---------- RECORD EXTRACTS
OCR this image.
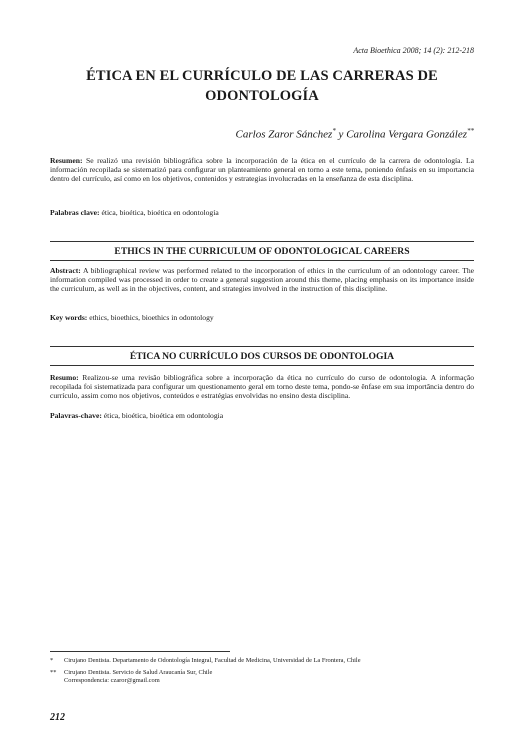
Acta Bioethica 2008; 14 (2): 212-218
ÉTICA EN EL CURRÍCULO DE LAS CARRERAS DE
ODONTOLOGÍA
Carlos Zaror Sánchez* y Carolina Vergara González**
Resumen: Se realizó una revisión bibliográfica sobre la incorporación de la ética en el currículo de la carrera de odontología. La información recopilada se sistematizó para configurar un planteamiento general en torno a este tema, poniendo énfasis en su importancia dentro del currículo, así como en los objetivos, contenidos y estrategias involucradas en la enseñanza de esta disciplina.
Palabras clave: ética, bioética, bioética en odontología
ETHICS IN THE CURRICULUM OF ODONTOLOGICAL CAREERS
Abstract: A bibliographical review was performed related to the incorporation of ethics in the curriculum of an odontology career. The information compiled was processed in order to create a general suggestion around this theme, placing emphasis on its importance inside the curriculum, as well as in the objectives, content, and strategies involved in the instruction of this discipline.
Key words: ethics, bioethics, bioethics in odontology
ÉTICA NO CURRÍCULO DOS CURSOS DE ODONTOLOGIA
Resumo: Realizou-se uma revisão bibliográfica sobre a incorporação da ética no currículo do curso de odontologia. A informação recopilada foi sistematizada para configurar um questionamento geral em torno deste tema, pondo-se ênfase em sua importância dentro do currículo, assim como nos objetivos, conteúdos e estratégias envolvidas no ensino desta disciplina.
Palavras-chave: ética, bioética, bioética em odontologia
* Cirujano Dentista. Departamento de Odontología Integral, Facultad de Medicina, Universidad de La Frontera, Chile
** Cirujano Dentista. Servicio de Salud Araucanía Sur, Chile
Correspondencia: czaror@gmail.com
212
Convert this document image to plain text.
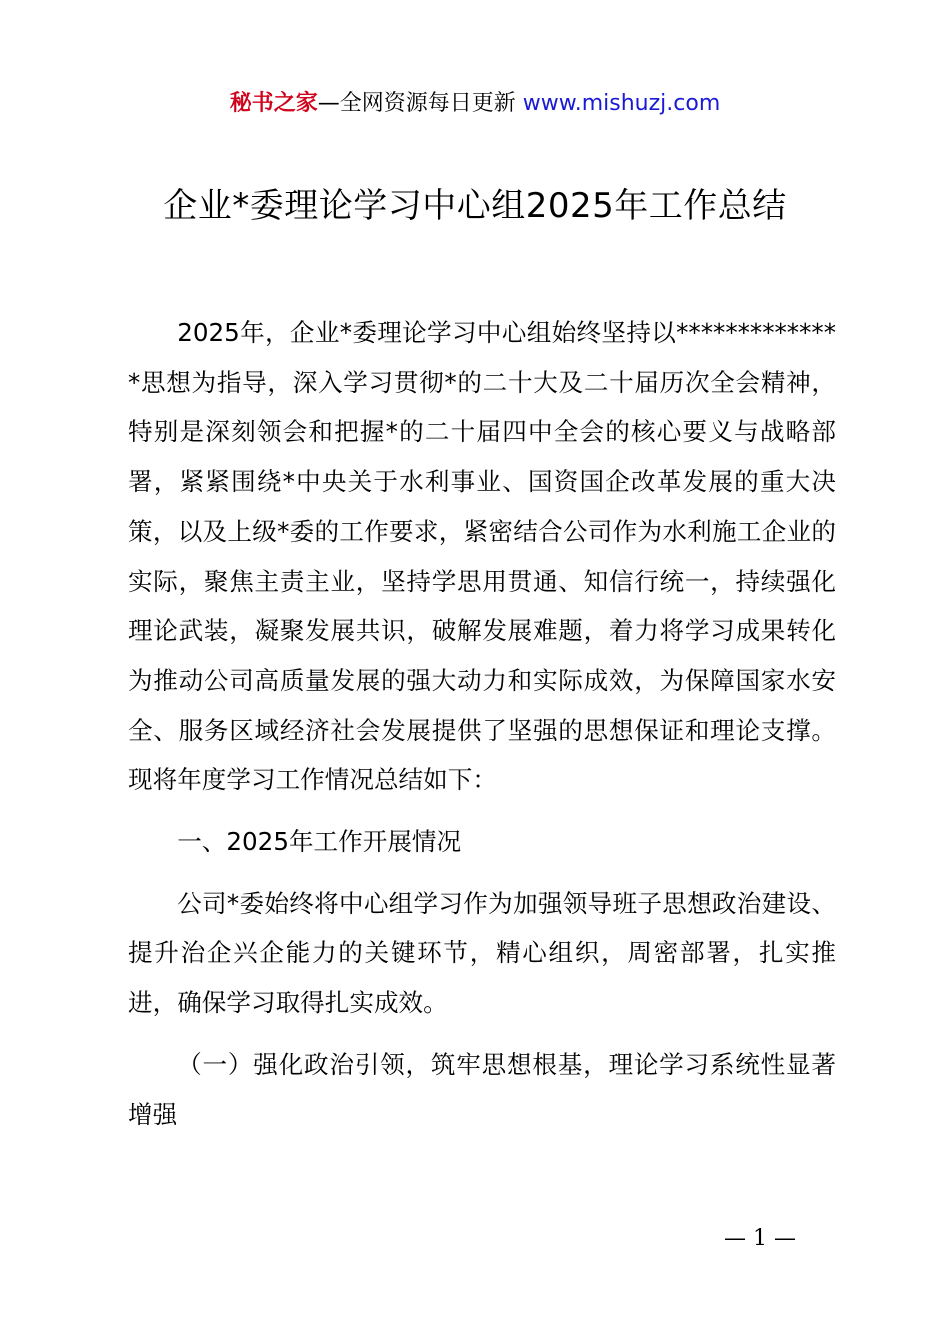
秘书之家—全网资源每日更新 www.mishuzj.com
企业*委理论学习中心组2025年工作总结

2025年，企业*委理论学习中心组始终坚持以**************思想为指导，深入学习贯彻*的二十大及二十届历次全会精神，特别是深刻领会和把握*的二十届四中全会的核心要义与战略部署，紧紧围绕*中央关于水利事业、国资国企改革发展的重大决策，以及上级*委的工作要求，紧密结合公司作为水利施工企业的实际，聚焦主责主业，坚持学思用贯通、知信行统一，持续强化理论武装，凝聚发展共识，破解发展难题，着力将学习成果转化为推动公司高质量发展的强大动力和实际成效，为保障国家水安全、服务区域经济社会发展提供了坚强的思想保证和理论支撑。现将年度学习工作情况总结如下：

一、2025年工作开展情况

公司*委始终将中心组学习作为加强领导班子思想政治建设、提升治企兴企能力的关键环节，精心组织，周密部署，扎实推进，确保学习取得扎实成效。

（一）强化政治引领，筑牢思想根基，理论学习系统性显著增强

— 1 —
--------------------
= WHAT YOU SHOULD DO =
Identify all lines in the records above with the word "bioética".

= EXERCISE ANSWER =
Palabras clave: ética, bioética, bioética en odontología
Palavras-chave: ética, bioética, bioética em odontologia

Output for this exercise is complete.